» What is being asked
Print, exactly as given, each line of the data from the line containing "Extract all the data from this chart as JSON." up to and including its last line.

......

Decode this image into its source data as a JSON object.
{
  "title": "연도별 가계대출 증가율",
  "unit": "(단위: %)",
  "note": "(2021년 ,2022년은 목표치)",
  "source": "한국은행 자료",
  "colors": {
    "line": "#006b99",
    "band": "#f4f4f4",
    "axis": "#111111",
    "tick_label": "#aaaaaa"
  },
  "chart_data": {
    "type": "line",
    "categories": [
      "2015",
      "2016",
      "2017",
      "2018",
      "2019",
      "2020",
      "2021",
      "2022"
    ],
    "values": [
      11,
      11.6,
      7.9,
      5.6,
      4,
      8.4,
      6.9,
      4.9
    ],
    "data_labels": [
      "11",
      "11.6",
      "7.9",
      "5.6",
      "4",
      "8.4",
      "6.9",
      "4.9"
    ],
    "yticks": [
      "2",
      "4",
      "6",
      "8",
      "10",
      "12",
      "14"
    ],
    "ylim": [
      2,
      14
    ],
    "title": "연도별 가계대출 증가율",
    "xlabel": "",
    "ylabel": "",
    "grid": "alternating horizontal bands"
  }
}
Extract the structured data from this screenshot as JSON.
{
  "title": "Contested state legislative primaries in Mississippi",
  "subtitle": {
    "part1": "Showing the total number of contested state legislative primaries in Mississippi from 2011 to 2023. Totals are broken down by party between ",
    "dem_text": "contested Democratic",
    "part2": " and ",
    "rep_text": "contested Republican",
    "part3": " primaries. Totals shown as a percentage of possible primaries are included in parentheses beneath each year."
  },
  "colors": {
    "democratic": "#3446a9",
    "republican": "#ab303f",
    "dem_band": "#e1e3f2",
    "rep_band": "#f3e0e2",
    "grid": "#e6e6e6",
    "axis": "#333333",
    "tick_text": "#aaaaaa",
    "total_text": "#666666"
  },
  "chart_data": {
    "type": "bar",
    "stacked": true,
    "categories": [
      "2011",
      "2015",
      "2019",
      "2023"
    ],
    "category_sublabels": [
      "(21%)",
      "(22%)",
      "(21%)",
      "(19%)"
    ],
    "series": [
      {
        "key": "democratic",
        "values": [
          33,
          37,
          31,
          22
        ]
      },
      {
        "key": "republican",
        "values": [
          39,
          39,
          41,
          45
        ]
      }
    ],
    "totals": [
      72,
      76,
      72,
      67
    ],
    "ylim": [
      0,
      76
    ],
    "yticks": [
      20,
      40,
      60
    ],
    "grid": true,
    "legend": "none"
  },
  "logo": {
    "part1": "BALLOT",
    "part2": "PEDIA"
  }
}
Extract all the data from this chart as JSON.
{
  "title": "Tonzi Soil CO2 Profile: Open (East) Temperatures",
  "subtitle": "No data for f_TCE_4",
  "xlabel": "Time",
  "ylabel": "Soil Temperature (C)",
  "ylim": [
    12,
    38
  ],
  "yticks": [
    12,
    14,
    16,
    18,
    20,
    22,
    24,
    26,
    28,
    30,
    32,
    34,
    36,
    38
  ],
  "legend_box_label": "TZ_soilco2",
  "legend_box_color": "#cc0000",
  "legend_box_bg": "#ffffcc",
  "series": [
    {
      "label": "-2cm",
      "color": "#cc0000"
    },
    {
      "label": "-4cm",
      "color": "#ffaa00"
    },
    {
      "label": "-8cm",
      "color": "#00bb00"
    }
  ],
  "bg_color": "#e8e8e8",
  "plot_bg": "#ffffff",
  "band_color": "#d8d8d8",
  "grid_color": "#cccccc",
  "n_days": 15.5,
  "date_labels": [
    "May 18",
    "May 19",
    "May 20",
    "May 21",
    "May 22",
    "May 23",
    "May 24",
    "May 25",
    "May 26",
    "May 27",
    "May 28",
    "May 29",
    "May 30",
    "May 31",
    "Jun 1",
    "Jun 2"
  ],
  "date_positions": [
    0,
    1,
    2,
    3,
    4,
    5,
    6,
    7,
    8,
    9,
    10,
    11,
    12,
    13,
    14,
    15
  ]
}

......

» Answer to the exercise
Extract all the data from this chart as JSON.
{
  "title": "Tonzi Soil CO2 Profile: Open (East) Temperatures",
  "subtitle": "No data for f_TCE_4",
  "xlabel": "Time",
  "ylabel": "Soil Temperature (C)",
  "ylim": [
    12,
    38
  ],
  "yticks": [
    12,
    14,
    16,
    18,
    20,
    22,
    24,
    26,
    28,
    30,
    32,
    34,
    36,
    38
  ],
  "legend_box_label": "TZ_soilco2",
  "legend_box_color": "#cc0000",
  "legend_box_bg": "#ffffcc",
  "series": [
    {
      "label": "-2cm",
      "color": "#cc0000"
    },
    {
      "label": "-4cm",
      "color": "#ffaa00"
    },
    {
      "label": "-8cm",
      "color": "#00bb00"
    }
  ],
  "bg_color": "#e8e8e8",
  "plot_bg": "#ffffff",
  "band_color": "#d8d8d8",
  "grid_color": "#cccccc",
  "n_days": 15.5,
  "date_labels": [
    "May 18",
    "May 19",
    "May 20",
    "May 21",
    "May 22",
    "May 23",
    "May 24",
    "May 25",
    "May 26",
    "May 27",
    "May 28",
    "May 29",
    "May 30",
    "May 31",
    "Jun 1",
    "Jun 2"
  ],
  "date_positions": [
    0,
    1,
    2,
    3,
    4,
    5,
    6,
    7,
    8,
    9,
    10,
    11,
    12,
    13,
    14,
    15
  ]
}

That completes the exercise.